** BEGIN **

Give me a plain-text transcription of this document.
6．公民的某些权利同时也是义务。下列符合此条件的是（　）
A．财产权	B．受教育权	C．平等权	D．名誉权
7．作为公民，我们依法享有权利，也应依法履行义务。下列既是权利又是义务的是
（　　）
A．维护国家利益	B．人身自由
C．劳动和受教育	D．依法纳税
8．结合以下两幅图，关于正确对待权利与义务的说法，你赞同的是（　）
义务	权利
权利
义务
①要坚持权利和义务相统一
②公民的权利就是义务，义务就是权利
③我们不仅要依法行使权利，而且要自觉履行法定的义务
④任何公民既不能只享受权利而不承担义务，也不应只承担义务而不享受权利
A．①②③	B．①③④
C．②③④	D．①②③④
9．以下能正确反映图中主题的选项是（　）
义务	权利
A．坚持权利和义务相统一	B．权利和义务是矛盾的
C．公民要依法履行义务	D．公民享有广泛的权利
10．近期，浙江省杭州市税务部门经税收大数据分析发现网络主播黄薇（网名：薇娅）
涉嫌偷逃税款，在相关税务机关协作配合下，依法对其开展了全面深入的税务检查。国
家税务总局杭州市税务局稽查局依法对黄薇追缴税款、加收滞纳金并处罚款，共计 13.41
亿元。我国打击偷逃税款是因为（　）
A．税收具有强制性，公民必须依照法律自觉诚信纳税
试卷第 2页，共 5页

** END **

### What is expected
Every line above should be printed again exactly as it stands.

### Exercise output
Give me a plain-text transcription of this document.
6．公民的某些权利同时也是义务。下列符合此条件的是（　）
A．财产权	B．受教育权	C．平等权	D．名誉权
7．作为公民，我们依法享有权利，也应依法履行义务。下列既是权利又是义务的是
（　　）
A．维护国家利益	B．人身自由
C．劳动和受教育	D．依法纳税
8．结合以下两幅图，关于正确对待权利与义务的说法，你赞同的是（　）
义务	权利
权利
义务
①要坚持权利和义务相统一
②公民的权利就是义务，义务就是权利
③我们不仅要依法行使权利，而且要自觉履行法定的义务
④任何公民既不能只享受权利而不承担义务，也不应只承担义务而不享受权利
A．①②③	B．①③④
C．②③④	D．①②③④
9．以下能正确反映图中主题的选项是（　）
义务	权利
A．坚持权利和义务相统一	B．权利和义务是矛盾的
C．公民要依法履行义务	D．公民享有广泛的权利
10．近期，浙江省杭州市税务部门经税收大数据分析发现网络主播黄薇（网名：薇娅）
涉嫌偷逃税款，在相关税务机关协作配合下，依法对其开展了全面深入的税务检查。国
家税务总局杭州市税务局稽查局依法对黄薇追缴税款、加收滞纳金并处罚款，共计 13.41
亿元。我国打击偷逃税款是因为（　）
A．税收具有强制性，公民必须依照法律自觉诚信纳税
试卷第 2页，共 5页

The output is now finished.